Region and label listings

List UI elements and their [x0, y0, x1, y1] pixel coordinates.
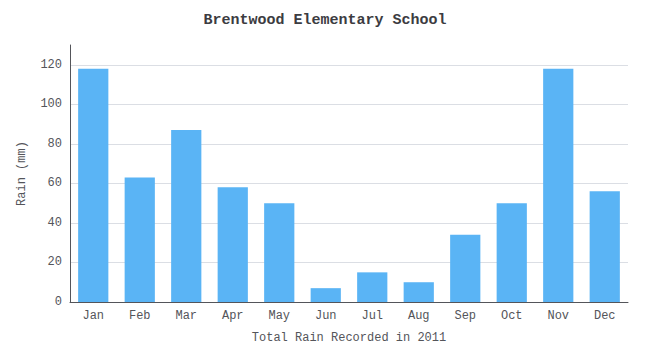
svg-text:Jul: Jul: [361, 309, 383, 323]
svg-text:Oct: Oct: [501, 309, 523, 323]
svg-text:20: 20: [48, 255, 62, 269]
svg-text:Aug: Aug: [408, 309, 430, 323]
svg-text:40: 40: [48, 216, 62, 230]
svg-text:Dec: Dec: [594, 309, 616, 323]
svg-text:Rain (mm): Rain (mm): [15, 141, 29, 206]
svg-text:Apr: Apr: [222, 309, 244, 323]
svg-text:0: 0: [55, 295, 62, 309]
svg-text:60: 60: [48, 176, 62, 190]
svg-text:120: 120: [40, 58, 62, 72]
svg-text:Jan: Jan: [82, 309, 104, 323]
svg-text:Mar: Mar: [175, 309, 197, 323]
svg-text:Total Rain Recorded in 2011: Total Rain Recorded in 2011: [252, 331, 446, 345]
svg-text:Feb: Feb: [129, 309, 151, 323]
svg-text:May: May: [268, 309, 290, 323]
svg-text:Sep: Sep: [454, 309, 476, 323]
svg-text:Brentwood Elementary School: Brentwood Elementary School: [203, 12, 446, 29]
svg-text:Nov: Nov: [547, 309, 569, 323]
svg-text:Jun: Jun: [315, 309, 337, 323]
svg-text:80: 80: [48, 137, 62, 151]
svg-text:100: 100: [40, 97, 62, 111]
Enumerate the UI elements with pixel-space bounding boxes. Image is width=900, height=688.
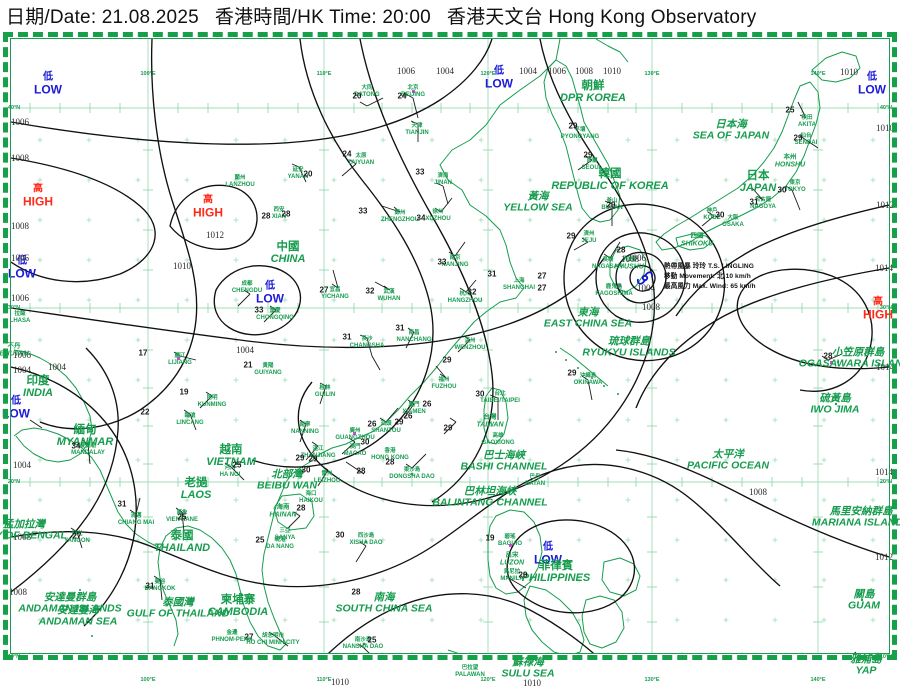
grid-coordinate-label: 130°E xyxy=(644,677,660,683)
header-time: 香港時間/HK Time: 20:00 xyxy=(214,6,431,28)
typhoon-wind: 最高風力 Max. Wind: 65 km/h xyxy=(664,282,756,290)
grid-point-markers xyxy=(37,137,876,623)
grid-coordinate-label: 120°E xyxy=(480,677,496,683)
header-date: 日期/Date: 21.08.2025 xyxy=(6,6,199,28)
isobar-label: 1010 xyxy=(523,678,541,688)
weather-map[interactable]: 低 LOW 高 HIGH 高 HIGH 低 LOW 低 LOW 低 LOW 低 LOW 低 LOW 高 HIGH 低… xyxy=(0,30,900,688)
typhoon-symbol xyxy=(636,271,654,285)
grid-coordinate-label: 100°E xyxy=(140,677,156,683)
typhoon-movement: 移動 Movement: 北 10 km/h xyxy=(664,272,751,280)
typhoon-name: 熱帶風暴 玲玲 T.S. LINGLING xyxy=(664,263,755,270)
city-label: 巴拉望 PALAWAN xyxy=(455,665,485,678)
coastlines xyxy=(13,39,861,653)
isobars xyxy=(11,39,889,653)
station-markers xyxy=(177,90,833,547)
isobar-label: 1010 xyxy=(331,677,349,687)
graticule-lines xyxy=(11,39,889,653)
wind-barbs xyxy=(29,93,857,653)
grid-coordinate-label: 110°E xyxy=(316,677,332,683)
grid-coordinate-label: 140°E xyxy=(810,677,826,683)
header-source: 香港天文台 Hong Kong Observatory xyxy=(446,6,757,28)
map-canvas xyxy=(11,39,889,653)
map-header: 日期/Date: 21.08.2025 香港時間/HK Time: 20:00 … xyxy=(0,0,900,30)
typhoon-info-block: 熱帶風暴 玲玲 T.S. LINGLING 移動 Movement: 北 10 … xyxy=(664,262,756,291)
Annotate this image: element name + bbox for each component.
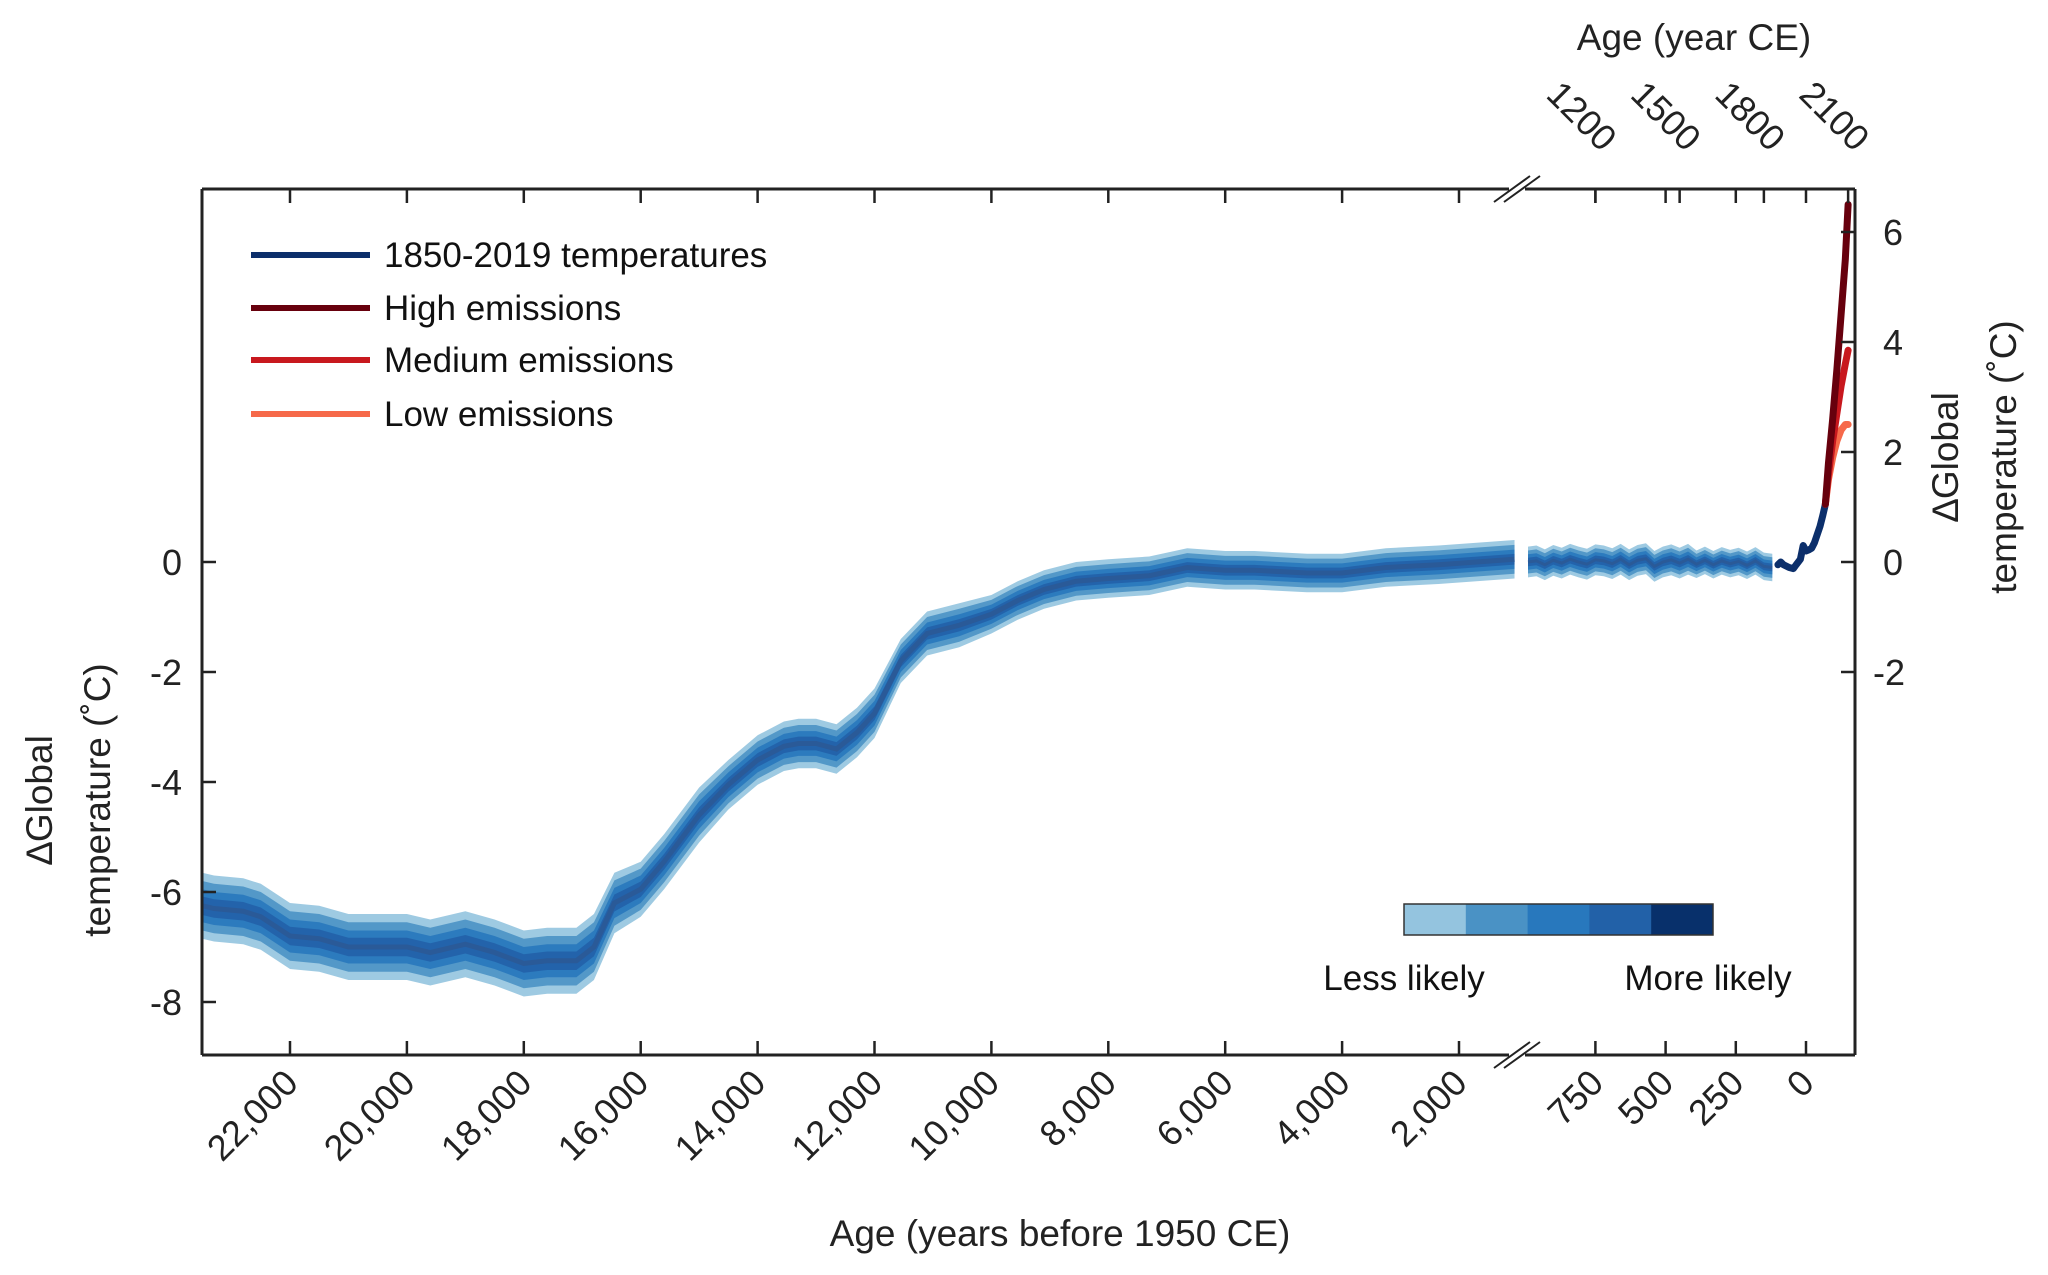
series-line-high-emissions	[1821, 201, 1852, 508]
y-tick-label-right: 4	[1883, 322, 1903, 363]
y-axis-right-title-line1: ∆Global	[1925, 392, 1966, 522]
colorbar-swatch-4	[1651, 904, 1714, 935]
colorbar-swatch-0	[1404, 904, 1467, 935]
colorbar-swatch-2	[1527, 904, 1590, 935]
reconstruction-mean-line-0	[201, 556, 1515, 967]
series-lines	[1774, 201, 1852, 573]
y-tick-label-left: -6	[150, 872, 182, 913]
y-tick-label-left: -4	[150, 762, 182, 803]
colorbar-high-label: More likely	[1624, 959, 1792, 998]
series-line-1850-2019-temperatures	[1774, 500, 1829, 573]
x-axis-title: Age (years before 1950 CE)	[830, 1213, 1291, 1254]
likelihood-colorbar: Less likely More likely	[1323, 903, 1792, 998]
legend: 1850-2019 temperatures High emissions Me…	[251, 236, 767, 434]
y-axis-right-title-line2: temperature (˚C)	[1983, 320, 2024, 593]
y-axis-right-title: ∆Global temperature (˚C)	[1925, 320, 2024, 593]
legend-label-low: Low emissions	[384, 395, 614, 434]
y-tick-label-right: -2	[1873, 652, 1905, 693]
axis-break-mark-0-0	[1493, 175, 1531, 203]
legend-label-high: High emissions	[384, 289, 621, 328]
y-axis-left-title-line1: ∆Global	[19, 735, 60, 865]
y-tick-label-right: 2	[1883, 432, 1903, 473]
colorbar-frame	[1403, 903, 1714, 936]
y-tick-label-left: 0	[162, 542, 182, 583]
legend-label-instrumental: 1850-2019 temperatures	[384, 236, 767, 275]
colorbar-low-label: Less likely	[1323, 959, 1485, 998]
axes	[200, 175, 1857, 1069]
x-axis-top-title: Age (year CE)	[1577, 17, 1811, 58]
axis-break-mark-0-1	[1503, 175, 1541, 203]
uncertainty-bands	[201, 540, 1773, 997]
y-tick-label-right: 0	[1883, 542, 1903, 583]
colorbar-swatch-3	[1589, 904, 1652, 935]
y-tick-label-right: 6	[1883, 212, 1903, 253]
colorbar-swatch-1	[1465, 904, 1529, 935]
colorbar-swatches	[1403, 903, 1714, 936]
reconstruction-mean-line-1	[1527, 557, 1773, 569]
y-axis-left-title-line2: temperature (˚C)	[77, 663, 118, 936]
axis-break-mark-1-1	[1503, 1041, 1541, 1069]
y-tick-label-left: -2	[150, 652, 182, 693]
y-tick-label-left: -8	[150, 982, 182, 1023]
legend-label-medium: Medium emissions	[384, 341, 674, 380]
axis-break-mark-1-0	[1493, 1041, 1531, 1069]
y-axis-left-title: ∆Global temperature (˚C)	[19, 663, 118, 936]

What you are asked to do — Can you quote every line of all the items above word for word, leaving out the pictures?

Exercise result —
List UI elements and their [x0, y0, x1, y1] pixel coordinates.
svg-text:Jul: Jul: [361, 309, 383, 323]
svg-text:Oct: Oct: [501, 309, 523, 323]
svg-text:20: 20: [48, 255, 62, 269]
svg-text:Aug: Aug: [408, 309, 430, 323]
svg-text:40: 40: [48, 216, 62, 230]
svg-text:Dec: Dec: [594, 309, 616, 323]
svg-text:Rain (mm): Rain (mm): [15, 141, 29, 206]
svg-text:Apr: Apr: [222, 309, 244, 323]
svg-text:0: 0: [55, 295, 62, 309]
svg-text:60: 60: [48, 176, 62, 190]
svg-text:120: 120: [40, 58, 62, 72]
svg-text:Jan: Jan: [82, 309, 104, 323]
svg-text:Mar: Mar: [175, 309, 197, 323]
svg-text:Total Rain Recorded in 2011: Total Rain Recorded in 2011: [252, 331, 446, 345]
svg-text:Feb: Feb: [129, 309, 151, 323]
svg-text:May: May: [268, 309, 290, 323]
svg-text:Sep: Sep: [454, 309, 476, 323]
svg-text:Brentwood Elementary School: Brentwood Elementary School: [203, 12, 446, 29]
svg-text:Nov: Nov: [547, 309, 569, 323]
svg-text:Jun: Jun: [315, 309, 337, 323]
svg-text:80: 80: [48, 137, 62, 151]
svg-text:100: 100: [40, 97, 62, 111]
Enumerate the UI elements with pixel-space bounding boxes. Image is width=900, height=688.
grid-coordinate-label: 130°E xyxy=(644,677,660,683)
header-time: 香港時間/HK Time: 20:00 xyxy=(214,6,431,28)
typhoon-wind: 最高風力 Max. Wind: 65 km/h xyxy=(664,282,756,290)
grid-point-markers xyxy=(37,137,876,623)
grid-coordinate-label: 120°E xyxy=(480,677,496,683)
header-date: 日期/Date: 21.08.2025 xyxy=(6,6,199,28)
isobar-label: 1010 xyxy=(523,678,541,688)
weather-map[interactable]: 低 LOW 高 HIGH 高 HIGH 低 LOW 低 LOW 低 LOW 低 LOW 低 LOW 高 HIGH 低… xyxy=(0,30,900,688)
typhoon-symbol xyxy=(636,271,654,285)
grid-coordinate-label: 100°E xyxy=(140,677,156,683)
typhoon-movement: 移動 Movement: 北 10 km/h xyxy=(664,272,751,280)
typhoon-name: 熱帶風暴 玲玲 T.S. LINGLING xyxy=(664,263,755,270)
city-label: 巴拉望 PALAWAN xyxy=(455,665,485,678)
coastlines xyxy=(13,39,861,653)
isobars xyxy=(11,39,889,653)
station-markers xyxy=(177,90,833,547)
isobar-label: 1010 xyxy=(331,677,349,687)
graticule-lines xyxy=(11,39,889,653)
wind-barbs xyxy=(29,93,857,653)
grid-coordinate-label: 110°E xyxy=(316,677,332,683)
grid-coordinate-label: 140°E xyxy=(810,677,826,683)
header-source: 香港天文台 Hong Kong Observatory xyxy=(446,6,757,28)
map-canvas xyxy=(11,39,889,653)
map-header: 日期/Date: 21.08.2025 香港時間/HK Time: 20:00 … xyxy=(0,0,900,30)
typhoon-info-block: 熱帶風暴 玲玲 T.S. LINGLING 移動 Movement: 北 10 … xyxy=(664,262,756,291)
Annotate this image: element name + bbox for each component.
series-line-high-emissions	[1821, 201, 1852, 508]
y-tick-label-right: 4	[1883, 322, 1903, 363]
y-axis-right-title-line1: ∆Global	[1925, 392, 1966, 522]
colorbar-swatch-4	[1651, 904, 1714, 935]
colorbar-swatch-0	[1404, 904, 1467, 935]
colorbar-swatch-2	[1527, 904, 1590, 935]
reconstruction-mean-line-0	[201, 556, 1515, 967]
series-lines	[1774, 201, 1852, 573]
y-tick-label-left: -6	[150, 872, 182, 913]
y-tick-label-left: -4	[150, 762, 182, 803]
colorbar-high-label: More likely	[1624, 959, 1792, 998]
series-line-1850-2019-temperatures	[1774, 500, 1829, 573]
x-axis-title: Age (years before 1950 CE)	[830, 1213, 1291, 1254]
likelihood-colorbar: Less likely More likely	[1323, 903, 1792, 998]
legend: 1850-2019 temperatures High emissions Me…	[251, 236, 767, 434]
y-axis-right-title-line2: temperature (˚C)	[1983, 320, 2024, 593]
y-axis-right-title: ∆Global temperature (˚C)	[1925, 320, 2024, 593]
legend-label-low: Low emissions	[384, 395, 614, 434]
y-tick-label-right: -2	[1873, 652, 1905, 693]
axis-break-mark-0-0	[1493, 175, 1531, 203]
legend-label-high: High emissions	[384, 289, 621, 328]
y-axis-left-title-line1: ∆Global	[19, 735, 60, 865]
y-tick-label-right: 2	[1883, 432, 1903, 473]
colorbar-frame	[1403, 903, 1714, 936]
y-tick-label-left: 0	[162, 542, 182, 583]
legend-label-instrumental: 1850-2019 temperatures	[384, 236, 767, 275]
colorbar-low-label: Less likely	[1323, 959, 1485, 998]
axes	[200, 175, 1857, 1069]
x-axis-top-title: Age (year CE)	[1577, 17, 1811, 58]
axis-break-mark-0-1	[1503, 175, 1541, 203]
uncertainty-bands	[201, 540, 1773, 997]
y-tick-label-right: 0	[1883, 542, 1903, 583]
colorbar-swatch-3	[1589, 904, 1652, 935]
y-tick-label-right: 6	[1883, 212, 1903, 253]
colorbar-swatch-1	[1465, 904, 1529, 935]
colorbar-swatches	[1403, 903, 1714, 936]
reconstruction-mean-line-1	[1527, 557, 1773, 569]
y-axis-left-title-line2: temperature (˚C)	[77, 663, 118, 936]
axis-break-mark-1-1	[1503, 1041, 1541, 1069]
y-tick-label-left: -2	[150, 652, 182, 693]
y-tick-label-left: -8	[150, 982, 182, 1023]
legend-label-medium: Medium emissions	[384, 341, 674, 380]
axis-break-mark-1-0	[1493, 1041, 1531, 1069]
y-axis-left-title: ∆Global temperature (˚C)	[19, 663, 118, 936]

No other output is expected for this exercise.